start Given text

Alabama-Coushatta Tribe of TX v. USA
2014 U.S. App. LEXIS 12946
| 5th Cir. | 2014Background
- The Alabama‑Coushatta Tribe of Texas sued the United States and federal agencies alleging breach of fiduciary duties and APA violations for permitting/exploiting natural resources on ~400,000 acres the Tribe claims as unextinguished aboriginal title.
- The Tribe sought prospective equitable relief (injunctive/declaratory relief, accounting), not money damages or title recovery.
- The Tribe challenged multiple agency actions across National Park Service, Forest Service, Bureau of Land Management, and related permitting/lease/royalty/timber decisions.
- The district court dismissed for lack of subject‑matter jurisdiction; the magistrate judge characterized the complaint as a programmatic challenge.
- On appeal, the Fifth Circuit reviewed whether the Tribe had identified "agency action" under 5 U.S.C. § 702 (APA) sufficient to waive sovereign immunity.
Issues
| Issue | Plaintiff's Argument | Defendant's Argument | Held |
|---|---|---|---|
| Whether §702 of APA waives sovereign immunity for Tribe's claims | Tribe: §702 waives immunity for nonmonetary APA review and breach of fiduciary duty claims—seeks review under §706 and Nonintercourse Act | Gov: No identifiable, final "agency action" challenged; claims are programmatic and thus not reviewable under §702 | Court: Waiver not established—Tribe failed to allege "agency action" under §702; dismissal affirmed |
| Whether Tribe's challenge is a permissible final agency action claim under APA | Tribe: Identified numbers of permits/leases and seeks prospective relief tied to lands claimed by Tribe | Gov: Claims amount to a broad programmatic challenge to agency policies rather than discrete final actions | Court: The complaint is an impermissible programmatic challenge; lacks specific identifiable final agency action |
| Whether breach of fiduciary duty / Nonintercourse Act claims overcome sovereign immunity | Tribe: Nonintercourse Act and federal common law impose fiduciary duty; §702 second waiver covers being "adversely affected" by agency action | Gov: Even fiduciary claims require identifiable agency action to trigger §702 waiver | Court: Fiduciary claim fails for same jurisdictional reason—no adequate allegation of agency action |
| Whether discovery or naming specific actions could cure jurisdictional defects | Tribe: Discovery needed to identify pending agency actions; numbers alleged show discrete activity | Gov: Public records suffice; identification of some actions would still be a programmatic challenge | Court: Discovery/aggregate counts insufficient; challenge remains to programmatic administration and not specific agency action |
Key Cases Cited
- Lujan v. Nat’l Wildlife Fed’n, 497 U.S. 871 (Sup. Ct. 1990) (requires final agency action for APA §702 suits seeking review under general APA provisions)

end Given text
start Material shown

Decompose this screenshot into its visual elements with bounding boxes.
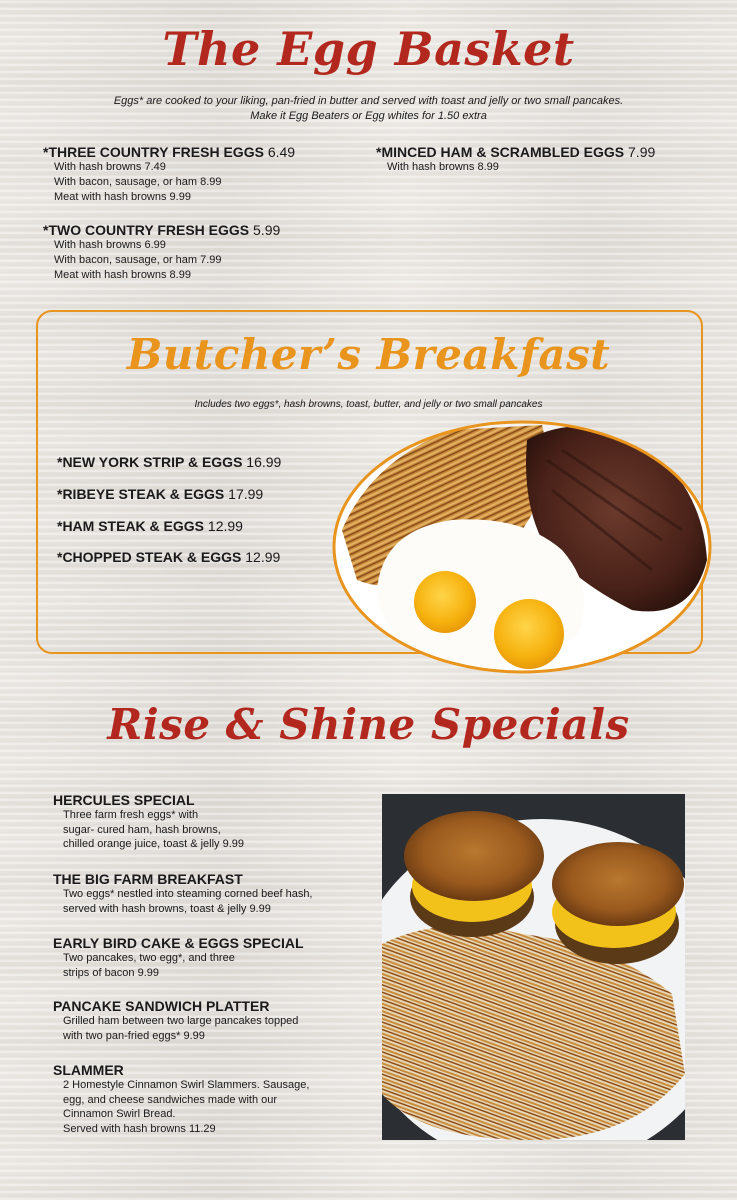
item-desc-line: Served with hash browns 11.29: [63, 1122, 216, 1135]
item-desc-line: served with hash browns, toast & jelly 9.99: [63, 902, 271, 915]
item-name: THE BIG FARM BREAKFAST: [53, 871, 243, 887]
menu-item-early-bird: [53, 935, 304, 980]
item-title: [43, 144, 295, 160]
item-price: 12.99: [207, 518, 243, 534]
item-desc-line: egg, and cheese sandwiches made with our: [63, 1093, 278, 1106]
item-name: PANCAKE SANDWICH PLATTER: [53, 998, 270, 1014]
item-name: *CHOPPED STEAK & EGGS: [57, 549, 242, 565]
menu-item-slammer: [53, 1062, 309, 1136]
butchers-breakfast-intro: Includes two eggs*, hash browns, toast, butter, and jelly or two small pancakes: [194, 399, 543, 410]
item-name: *RIBEYE STEAK & EGGS: [57, 486, 225, 502]
item-name: *HAM STEAK & EGGS: [57, 518, 205, 534]
steak-eggs-photo: [332, 420, 712, 674]
item-option: With bacon, sausage, or ham 8.99: [54, 176, 222, 188]
menu-item-hercules: [53, 792, 244, 852]
item-desc-line: Two pancakes, two egg*, and three: [63, 952, 235, 964]
egg-basket-intro-line1: Eggs* are cooked to your liking, pan-fried in butter and served with toast and jelly or two small pancakes.: [113, 95, 624, 107]
egg-basket-intro: [0, 94, 737, 124]
menu-item-three-eggs: [43, 144, 295, 205]
item-option: Meat with hash browns 8.99: [54, 269, 191, 281]
item-price: 5.99: [253, 222, 281, 238]
item-option: Meat with hash browns 9.99: [54, 191, 191, 203]
menu-item-two-eggs: [43, 222, 280, 283]
menu-item-ham-steak: [57, 518, 243, 534]
item-name: *NEW YORK STRIP & EGGS: [57, 454, 243, 470]
menu-item-minced-ham: [376, 144, 655, 175]
item-name: *MINCED HAM & SCRAMBLED EGGS: [376, 144, 625, 160]
item-desc-line: Cinnamon Swirl Bread.: [63, 1108, 176, 1120]
menu-item-chopped-steak: [57, 549, 280, 565]
item-desc-line: chilled orange juice, toast & jelly 9.99: [63, 838, 244, 850]
item-option: With hash browns 7.49: [54, 161, 166, 173]
item-price: 17.99: [228, 486, 264, 502]
rise-shine-title: Rise & Shine Specials: [107, 700, 630, 749]
menu-item-pancake-sandwich: [53, 998, 298, 1043]
item-name: SLAMMER: [53, 1062, 124, 1078]
item-price: 16.99: [246, 454, 282, 470]
butchers-breakfast-title: Butcher’s Breakfast: [126, 330, 611, 379]
egg-basket-intro-line2: Make it Egg Beaters or Egg whites for 1.50 extra: [250, 110, 487, 122]
item-desc-line: Three farm fresh eggs* with: [63, 809, 199, 821]
item-price: 12.99: [245, 549, 281, 565]
menu-item-big-farm: [53, 871, 313, 916]
item-price: 6.49: [267, 144, 296, 160]
menu-item-ny-strip: [57, 454, 281, 470]
pancake-sandwich-photo: [382, 794, 685, 1140]
item-name: *THREE COUNTRY FRESH EGGS: [43, 144, 264, 160]
item-desc-line: Grilled ham between two large pancakes topped: [63, 1015, 299, 1027]
item-option: With bacon, sausage, or ham 7.99: [54, 254, 222, 266]
item-desc-line: Two eggs* nestled into steaming corned beef hash,: [63, 888, 313, 900]
item-desc-line: 2 Homestyle Cinnamon Swirl Slammers. Sausage,: [63, 1079, 310, 1091]
item-title: [43, 222, 280, 238]
item-name: *TWO COUNTRY FRESH EGGS: [43, 222, 250, 238]
item-name: EARLY BIRD CAKE & EGGS SPECIAL: [53, 935, 304, 951]
egg-basket-title: The Egg Basket: [162, 22, 575, 76]
item-desc-line: with two pan-fried eggs* 9.99: [63, 1029, 205, 1042]
item-price: 7.99: [628, 144, 656, 160]
item-desc-line: strips of bacon 9.99: [63, 966, 160, 979]
item-option: With hash browns 8.99: [387, 161, 499, 173]
menu-item-ribeye: [57, 486, 263, 502]
item-name: HERCULES SPECIAL: [53, 792, 195, 808]
item-desc-line: sugar- cured ham, hash browns,: [63, 823, 221, 836]
item-option: With hash browns 6.99: [54, 239, 166, 251]
item-title: [376, 144, 655, 160]
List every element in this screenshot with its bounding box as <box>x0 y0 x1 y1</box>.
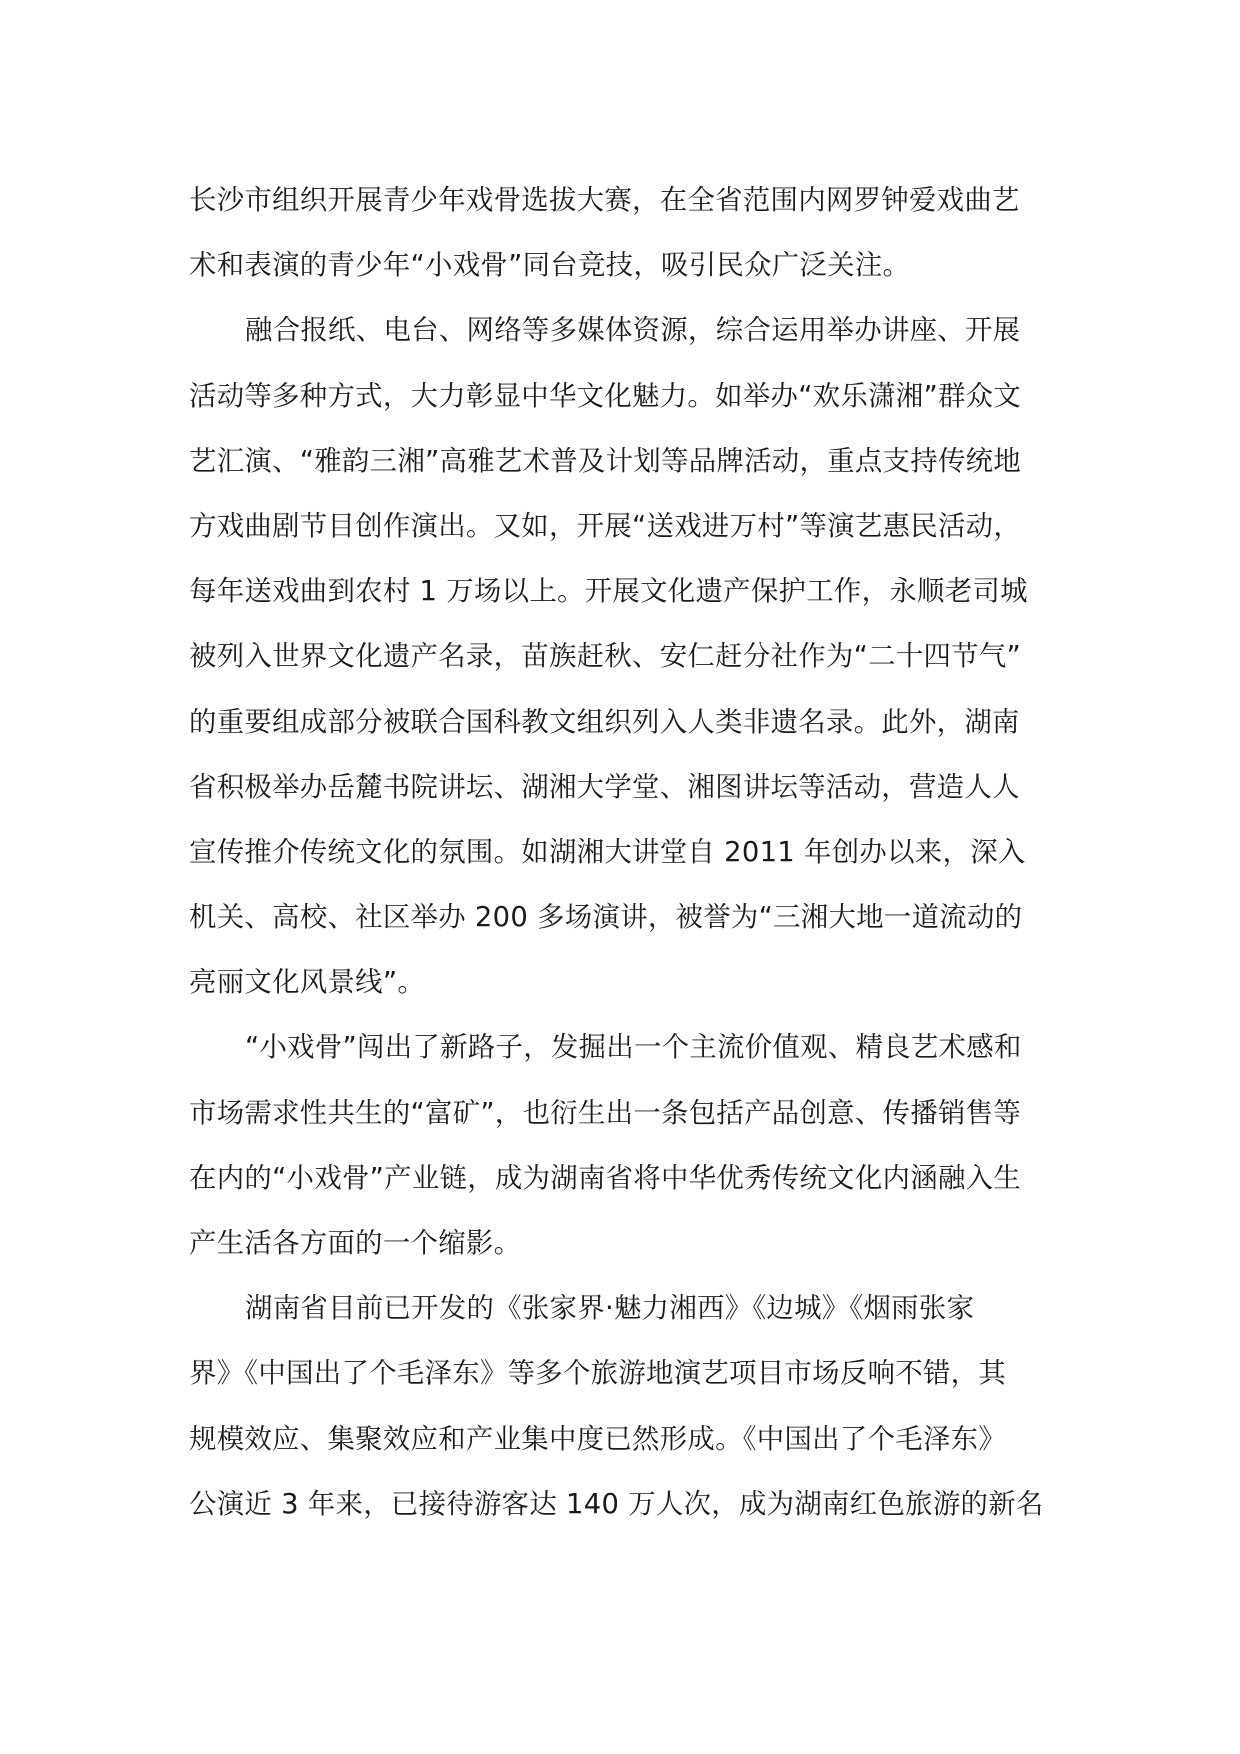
text-line: 在内的“小戏骨”产业链，成为湖南省将中华优秀传统文化内涵融入生 <box>189 1162 1022 1194</box>
text-line: 亮丽文化风景线”。 <box>189 967 426 999</box>
text-line: 术和表演的青少年“小戏骨”同台竞技，吸引民众广泛关注。 <box>189 250 911 282</box>
text-line: 产生活各方面的一个缩影。 <box>189 1228 522 1259</box>
text-line: 机关、高校、社区举办 200 多场演讲，被誉为“三湘大地一道流动的 <box>189 902 1023 934</box>
text-line: 的重要组成部分被联合国科教文组织列入人类非遗名录。此外，湖南 <box>189 706 1020 738</box>
text-line: 方戏曲剧节目创作演出。又如，开展“送戏进万村”等演艺惠民活动， <box>189 510 1022 542</box>
paragraph-start-line: “小戏骨”闯出了新路子，发掘出一个主流价值观、精良艺术感和 <box>245 1032 1022 1064</box>
text-line: 宣传推介传统文化的氛围。如湖湘大讲堂自 2011 年创办以来，深入 <box>189 836 1026 868</box>
text-line: 省积极举办岳麓书院讲坛、湖湘大学堂、湘图讲坛等活动，营造人人 <box>189 771 1020 803</box>
text-line: 活动等多种方式，大力彰显中华文化魅力。如举办“欢乐潇湘”群众文 <box>189 380 1022 412</box>
text-line: 公演近 3 年来，已接待游客达 140 万人次，成为湖南红色旅游的新名 <box>189 1488 1044 1520</box>
text-line: 市场需求性共生的“富矿”，也衍生出一条包括产品创意、传播销售等 <box>189 1097 1022 1129</box>
paragraph-start-line: 湖南省目前已开发的《张家界·魅力湘西》《边城》《烟雨张家 <box>245 1293 975 1325</box>
text-line: 艺汇演、“雅韵三湘”高雅艺术普及计划等品牌活动，重点支持传统地 <box>189 445 1022 477</box>
text-line: 每年送戏曲到农村 1 万场以上。开展文化遗产保护工作，永顺老司城 <box>189 576 1028 608</box>
text-line: 被列入世界文化遗产名录，苗族赶秋、安仁赶分社作为“二十四节气” <box>189 641 1022 673</box>
text-line: 规模效应、集聚效应和产业集中度已然形成。《中国出了个毛泽东》 <box>189 1423 1007 1455</box>
text-line: 界》《中国出了个毛泽东》等多个旅游地演艺项目市场反响不错，其 <box>189 1358 1007 1390</box>
text-line: 长沙市组织开展青少年戏骨选拔大赛，在全省范围内网罗钟爱戏曲艺 <box>189 185 1020 216</box>
paragraph-start-line: 融合报纸、电台、网络等多媒体资源，综合运用举办讲座、开展 <box>245 315 1021 347</box>
body-text <box>189 168 1051 1537</box>
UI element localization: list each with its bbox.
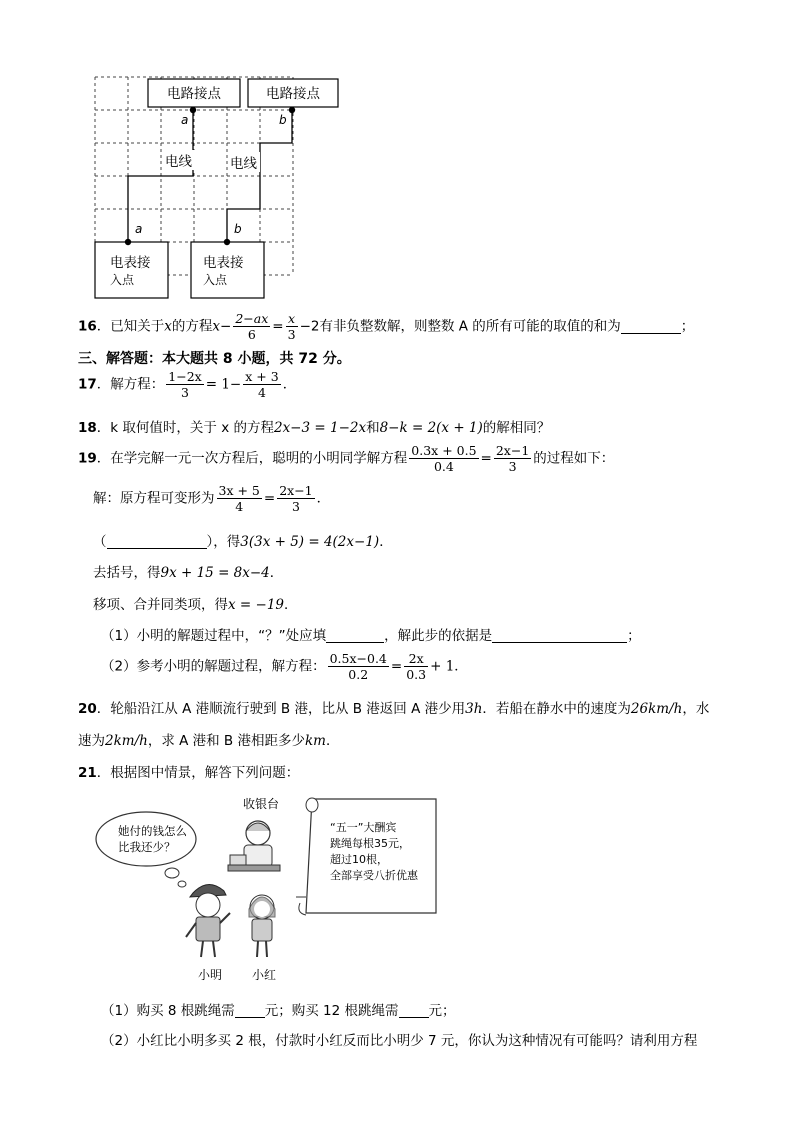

end Material shown

#### [Written problem A]
Answer these questions from the case summary:
(i) What kind of relief did the Tribe seek?
(ii) How did the magistrate judge characterize the complaint?
(iii) Which 1990 Supreme Court case appears under the key cases cited?
#### [Written problem B]
In the rows, swap "hash browns" for "home fries" in the stretch from the line containing "1122, 216, 1135]" through the line containing "menu-item-early-bird: [53, 935, 304, 980]", changing nothing else. Return only those lines.
The case summary and the rows are unrelated to each other.

#### [Complete response A]
(i) Prospective equitable relief (injunctive/declaratory relief, accounting), not money damages or title recovery.
(ii) As a programmatic challenge.
(iii) Lujan v. Nat'l Wildlife Fed'n, 497 U.S. 871 (Sup. Ct. 1990).

#### [Complete response B]
item-desc-line: Served with home fries 11.29: [63, 1122, 216, 1135]
item-desc-line: served with home fries, toast & jelly 9.99: [63, 902, 271, 915]
item-name: THE BIG FARM BREAKFAST: [53, 871, 243, 887]
menu-item-early-bird: [53, 935, 304, 980]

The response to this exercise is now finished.